Source data
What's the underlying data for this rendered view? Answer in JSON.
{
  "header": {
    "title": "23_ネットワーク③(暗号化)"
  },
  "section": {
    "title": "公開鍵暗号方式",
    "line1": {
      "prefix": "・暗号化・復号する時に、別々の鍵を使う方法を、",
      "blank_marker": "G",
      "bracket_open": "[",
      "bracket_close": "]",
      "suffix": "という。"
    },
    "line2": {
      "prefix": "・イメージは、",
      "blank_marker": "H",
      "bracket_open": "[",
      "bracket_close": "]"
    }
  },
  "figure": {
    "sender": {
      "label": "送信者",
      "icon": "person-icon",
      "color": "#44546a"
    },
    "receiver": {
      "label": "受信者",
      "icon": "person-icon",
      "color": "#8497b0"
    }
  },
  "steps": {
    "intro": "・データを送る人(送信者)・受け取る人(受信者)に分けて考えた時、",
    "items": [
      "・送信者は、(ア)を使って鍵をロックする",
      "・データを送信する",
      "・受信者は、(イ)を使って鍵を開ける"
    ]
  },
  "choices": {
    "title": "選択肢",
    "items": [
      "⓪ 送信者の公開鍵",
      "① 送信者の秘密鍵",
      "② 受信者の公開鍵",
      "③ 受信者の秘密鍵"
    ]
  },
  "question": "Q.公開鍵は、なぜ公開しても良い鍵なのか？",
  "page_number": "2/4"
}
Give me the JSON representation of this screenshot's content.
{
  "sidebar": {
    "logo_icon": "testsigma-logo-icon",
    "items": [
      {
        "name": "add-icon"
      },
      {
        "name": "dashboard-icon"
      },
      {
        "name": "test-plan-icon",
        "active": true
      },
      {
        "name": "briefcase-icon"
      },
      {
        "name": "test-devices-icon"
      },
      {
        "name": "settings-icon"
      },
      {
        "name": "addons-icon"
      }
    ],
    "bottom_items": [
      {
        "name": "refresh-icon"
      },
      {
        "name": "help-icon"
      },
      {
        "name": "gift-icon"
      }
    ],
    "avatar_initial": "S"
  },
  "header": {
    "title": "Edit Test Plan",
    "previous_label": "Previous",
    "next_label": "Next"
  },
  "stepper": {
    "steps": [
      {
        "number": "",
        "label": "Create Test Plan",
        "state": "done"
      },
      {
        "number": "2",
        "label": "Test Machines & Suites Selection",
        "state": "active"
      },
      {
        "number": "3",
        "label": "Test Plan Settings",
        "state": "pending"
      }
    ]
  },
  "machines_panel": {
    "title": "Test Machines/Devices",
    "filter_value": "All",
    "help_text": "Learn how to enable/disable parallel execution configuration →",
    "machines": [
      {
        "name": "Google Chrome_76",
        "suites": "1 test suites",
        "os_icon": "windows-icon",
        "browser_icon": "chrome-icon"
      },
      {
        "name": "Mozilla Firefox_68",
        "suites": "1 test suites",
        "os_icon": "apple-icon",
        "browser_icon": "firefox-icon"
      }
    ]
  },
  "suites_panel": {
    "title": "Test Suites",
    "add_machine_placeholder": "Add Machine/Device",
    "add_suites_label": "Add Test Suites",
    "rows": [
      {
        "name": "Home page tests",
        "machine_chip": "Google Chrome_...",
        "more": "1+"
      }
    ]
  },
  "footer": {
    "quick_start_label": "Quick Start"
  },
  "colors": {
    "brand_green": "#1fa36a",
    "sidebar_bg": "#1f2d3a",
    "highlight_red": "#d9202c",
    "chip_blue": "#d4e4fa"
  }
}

__OBJECTIVE__: Output each entry precisely as given.

__TASK RESPONSE__:
What's the underlying data for this rendered view? Answer in JSON.
{
  "header": {
    "title": "23_ネットワーク③(暗号化)"
  },
  "section": {
    "title": "公開鍵暗号方式",
    "line1": {
      "prefix": "・暗号化・復号する時に、別々の鍵を使う方法を、",
      "blank_marker": "G",
      "bracket_open": "[",
      "bracket_close": "]",
      "suffix": "という。"
    },
    "line2": {
      "prefix": "・イメージは、",
      "blank_marker": "H",
      "bracket_open": "[",
      "bracket_close": "]"
    }
  },
  "figure": {
    "sender": {
      "label": "送信者",
      "icon": "person-icon",
      "color": "#44546a"
    },
    "receiver": {
      "label": "受信者",
      "icon": "person-icon",
      "color": "#8497b0"
    }
  },
  "steps": {
    "intro": "・データを送る人(送信者)・受け取る人(受信者)に分けて考えた時、",
    "items": [
      "・送信者は、(ア)を使って鍵をロックする",
      "・データを送信する",
      "・受信者は、(イ)を使って鍵を開ける"
    ]
  },
  "choices": {
    "title": "選択肢",
    "items": [
      "⓪ 送信者の公開鍵",
      "① 送信者の秘密鍵",
      "② 受信者の公開鍵",
      "③ 受信者の秘密鍵"
    ]
  },
  "question": "Q.公開鍵は、なぜ公開しても良い鍵なのか？",
  "page_number": "2/4"
}
Give me the JSON representation of this screenshot's content.
{
  "sidebar": {
    "logo_icon": "testsigma-logo-icon",
    "items": [
      {
        "name": "add-icon"
      },
      {
        "name": "dashboard-icon"
      },
      {
        "name": "test-plan-icon",
        "active": true
      },
      {
        "name": "briefcase-icon"
      },
      {
        "name": "test-devices-icon"
      },
      {
        "name": "settings-icon"
      },
      {
        "name": "addons-icon"
      }
    ],
    "bottom_items": [
      {
        "name": "refresh-icon"
      },
      {
        "name": "help-icon"
      },
      {
        "name": "gift-icon"
      }
    ],
    "avatar_initial": "S"
  },
  "header": {
    "title": "Edit Test Plan",
    "previous_label": "Previous",
    "next_label": "Next"
  },
  "stepper": {
    "steps": [
      {
        "number": "",
        "label": "Create Test Plan",
        "state": "done"
      },
      {
        "number": "2",
        "label": "Test Machines & Suites Selection",
        "state": "active"
      },
      {
        "number": "3",
        "label": "Test Plan Settings",
        "state": "pending"
      }
    ]
  },
  "machines_panel": {
    "title": "Test Machines/Devices",
    "filter_value": "All",
    "help_text": "Learn how to enable/disable parallel execution configuration →",
    "machines": [
      {
        "name": "Google Chrome_76",
        "suites": "1 test suites",
        "os_icon": "windows-icon",
        "browser_icon": "chrome-icon"
      },
      {
        "name": "Mozilla Firefox_68",
        "suites": "1 test suites",
        "os_icon": "apple-icon",
        "browser_icon": "firefox-icon"
      }
    ]
  },
  "suites_panel": {
    "title": "Test Suites",
    "add_machine_placeholder": "Add Machine/Device",
    "add_suites_label": "Add Test Suites",
    "rows": [
      {
        "name": "Home page tests",
        "machine_chip": "Google Chrome_...",
        "more": "1+"
      }
    ]
  },
  "footer": {
    "quick_start_label": "Quick Start"
  },
  "colors": {
    "brand_green": "#1fa36a",
    "sidebar_bg": "#1f2d3a",
    "highlight_red": "#d9202c",
    "chip_blue": "#d4e4fa"
  }
}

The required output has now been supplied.